## Brief:
Here are some records; return them all exactly.

Records from a collection:
· · · ·

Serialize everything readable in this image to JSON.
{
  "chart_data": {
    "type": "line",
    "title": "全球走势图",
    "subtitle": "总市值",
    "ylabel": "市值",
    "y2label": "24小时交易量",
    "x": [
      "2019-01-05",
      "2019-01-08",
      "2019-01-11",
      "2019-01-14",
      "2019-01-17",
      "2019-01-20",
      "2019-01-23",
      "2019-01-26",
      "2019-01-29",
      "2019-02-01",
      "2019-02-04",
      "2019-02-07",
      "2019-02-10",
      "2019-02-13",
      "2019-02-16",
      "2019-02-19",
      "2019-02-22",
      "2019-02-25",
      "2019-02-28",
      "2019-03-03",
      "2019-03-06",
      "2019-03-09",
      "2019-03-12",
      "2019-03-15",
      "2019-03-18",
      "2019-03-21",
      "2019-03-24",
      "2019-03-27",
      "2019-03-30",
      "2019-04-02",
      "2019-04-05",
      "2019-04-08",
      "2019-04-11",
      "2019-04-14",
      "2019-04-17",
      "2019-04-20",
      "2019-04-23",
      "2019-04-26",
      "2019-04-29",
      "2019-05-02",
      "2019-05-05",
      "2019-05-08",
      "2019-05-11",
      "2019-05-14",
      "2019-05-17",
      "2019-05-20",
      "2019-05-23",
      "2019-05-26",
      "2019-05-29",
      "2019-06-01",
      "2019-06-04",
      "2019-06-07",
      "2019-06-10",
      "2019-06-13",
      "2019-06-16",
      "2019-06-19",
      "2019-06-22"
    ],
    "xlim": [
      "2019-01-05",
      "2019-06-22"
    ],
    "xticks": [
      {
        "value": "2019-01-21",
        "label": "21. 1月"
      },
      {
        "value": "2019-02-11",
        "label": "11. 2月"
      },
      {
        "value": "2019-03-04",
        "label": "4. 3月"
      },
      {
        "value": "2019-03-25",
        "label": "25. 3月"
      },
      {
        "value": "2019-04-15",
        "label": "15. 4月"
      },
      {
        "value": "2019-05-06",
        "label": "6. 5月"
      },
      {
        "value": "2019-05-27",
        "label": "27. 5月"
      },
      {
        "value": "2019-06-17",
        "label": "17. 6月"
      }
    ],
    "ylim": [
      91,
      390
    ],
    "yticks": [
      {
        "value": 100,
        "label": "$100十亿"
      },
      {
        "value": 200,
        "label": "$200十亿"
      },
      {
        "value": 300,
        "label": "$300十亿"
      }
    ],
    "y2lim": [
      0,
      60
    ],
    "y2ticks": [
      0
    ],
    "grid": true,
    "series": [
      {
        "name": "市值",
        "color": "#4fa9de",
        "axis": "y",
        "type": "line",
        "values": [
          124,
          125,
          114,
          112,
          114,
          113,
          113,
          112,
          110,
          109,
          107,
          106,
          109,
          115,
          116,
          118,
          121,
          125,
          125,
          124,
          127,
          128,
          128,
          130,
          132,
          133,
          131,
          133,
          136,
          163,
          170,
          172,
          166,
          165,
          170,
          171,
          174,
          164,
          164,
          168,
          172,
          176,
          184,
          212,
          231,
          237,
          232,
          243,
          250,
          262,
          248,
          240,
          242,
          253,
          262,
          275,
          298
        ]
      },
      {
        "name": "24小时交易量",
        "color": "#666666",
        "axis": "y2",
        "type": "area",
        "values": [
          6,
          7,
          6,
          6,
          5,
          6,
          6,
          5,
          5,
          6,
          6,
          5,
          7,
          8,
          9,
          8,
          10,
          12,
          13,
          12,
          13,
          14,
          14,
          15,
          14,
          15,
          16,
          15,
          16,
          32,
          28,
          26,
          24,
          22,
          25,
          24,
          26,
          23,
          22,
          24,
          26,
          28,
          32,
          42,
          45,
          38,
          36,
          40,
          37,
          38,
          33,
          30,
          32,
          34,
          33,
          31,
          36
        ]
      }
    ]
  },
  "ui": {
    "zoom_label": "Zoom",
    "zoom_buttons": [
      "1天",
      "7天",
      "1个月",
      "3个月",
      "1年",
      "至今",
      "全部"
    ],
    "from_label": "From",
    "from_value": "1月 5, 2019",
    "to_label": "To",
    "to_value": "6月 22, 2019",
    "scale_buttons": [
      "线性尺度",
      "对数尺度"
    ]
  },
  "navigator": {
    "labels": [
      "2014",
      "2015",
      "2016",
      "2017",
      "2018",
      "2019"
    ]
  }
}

· · · ·

## Solution to this task:
Serialize everything readable in this image to JSON.
{
  "chart_data": {
    "type": "line",
    "title": "全球走势图",
    "subtitle": "总市值",
    "ylabel": "市值",
    "y2label": "24小时交易量",
    "x": [
      "2019-01-05",
      "2019-01-08",
      "2019-01-11",
      "2019-01-14",
      "2019-01-17",
      "2019-01-20",
      "2019-01-23",
      "2019-01-26",
      "2019-01-29",
      "2019-02-01",
      "2019-02-04",
      "2019-02-07",
      "2019-02-10",
      "2019-02-13",
      "2019-02-16",
      "2019-02-19",
      "2019-02-22",
      "2019-02-25",
      "2019-02-28",
      "2019-03-03",
      "2019-03-06",
      "2019-03-09",
      "2019-03-12",
      "2019-03-15",
      "2019-03-18",
      "2019-03-21",
      "2019-03-24",
      "2019-03-27",
      "2019-03-30",
      "2019-04-02",
      "2019-04-05",
      "2019-04-08",
      "2019-04-11",
      "2019-04-14",
      "2019-04-17",
      "2019-04-20",
      "2019-04-23",
      "2019-04-26",
      "2019-04-29",
      "2019-05-02",
      "2019-05-05",
      "2019-05-08",
      "2019-05-11",
      "2019-05-14",
      "2019-05-17",
      "2019-05-20",
      "2019-05-23",
      "2019-05-26",
      "2019-05-29",
      "2019-06-01",
      "2019-06-04",
      "2019-06-07",
      "2019-06-10",
      "2019-06-13",
      "2019-06-16",
      "2019-06-19",
      "2019-06-22"
    ],
    "xlim": [
      "2019-01-05",
      "2019-06-22"
    ],
    "xticks": [
      {
        "value": "2019-01-21",
        "label": "21. 1月"
      },
      {
        "value": "2019-02-11",
        "label": "11. 2月"
      },
      {
        "value": "2019-03-04",
        "label": "4. 3月"
      },
      {
        "value": "2019-03-25",
        "label": "25. 3月"
      },
      {
        "value": "2019-04-15",
        "label": "15. 4月"
      },
      {
        "value": "2019-05-06",
        "label": "6. 5月"
      },
      {
        "value": "2019-05-27",
        "label": "27. 5月"
      },
      {
        "value": "2019-06-17",
        "label": "17. 6月"
      }
    ],
    "ylim": [
      91,
      390
    ],
    "yticks": [
      {
        "value": 100,
        "label": "$100十亿"
      },
      {
        "value": 200,
        "label": "$200十亿"
      },
      {
        "value": 300,
        "label": "$300十亿"
      }
    ],
    "y2lim": [
      0,
      60
    ],
    "y2ticks": [
      0
    ],
    "grid": true,
    "series": [
      {
        "name": "市值",
        "color": "#4fa9de",
        "axis": "y",
        "type": "line",
        "values": [
          124,
          125,
          114,
          112,
          114,
          113,
          113,
          112,
          110,
          109,
          107,
          106,
          109,
          115,
          116,
          118,
          121,
          125,
          125,
          124,
          127,
          128,
          128,
          130,
          132,
          133,
          131,
          133,
          136,
          163,
          170,
          172,
          166,
          165,
          170,
          171,
          174,
          164,
          164,
          168,
          172,
          176,
          184,
          212,
          231,
          237,
          232,
          243,
          250,
          262,
          248,
          240,
          242,
          253,
          262,
          275,
          298
        ]
      },
      {
        "name": "24小时交易量",
        "color": "#666666",
        "axis": "y2",
        "type": "area",
        "values": [
          6,
          7,
          6,
          6,
          5,
          6,
          6,
          5,
          5,
          6,
          6,
          5,
          7,
          8,
          9,
          8,
          10,
          12,
          13,
          12,
          13,
          14,
          14,
          15,
          14,
          15,
          16,
          15,
          16,
          32,
          28,
          26,
          24,
          22,
          25,
          24,
          26,
          23,
          22,
          24,
          26,
          28,
          32,
          42,
          45,
          38,
          36,
          40,
          37,
          38,
          33,
          30,
          32,
          34,
          33,
          31,
          36
        ]
      }
    ]
  },
  "ui": {
    "zoom_label": "Zoom",
    "zoom_buttons": [
      "1天",
      "7天",
      "1个月",
      "3个月",
      "1年",
      "至今",
      "全部"
    ],
    "from_label": "From",
    "from_value": "1月 5, 2019",
    "to_label": "To",
    "to_value": "6月 22, 2019",
    "scale_buttons": [
      "线性尺度",
      "对数尺度"
    ]
  },
  "navigator": {
    "labels": [
      "2014",
      "2015",
      "2016",
      "2017",
      "2018",
      "2019"
    ]
  }
}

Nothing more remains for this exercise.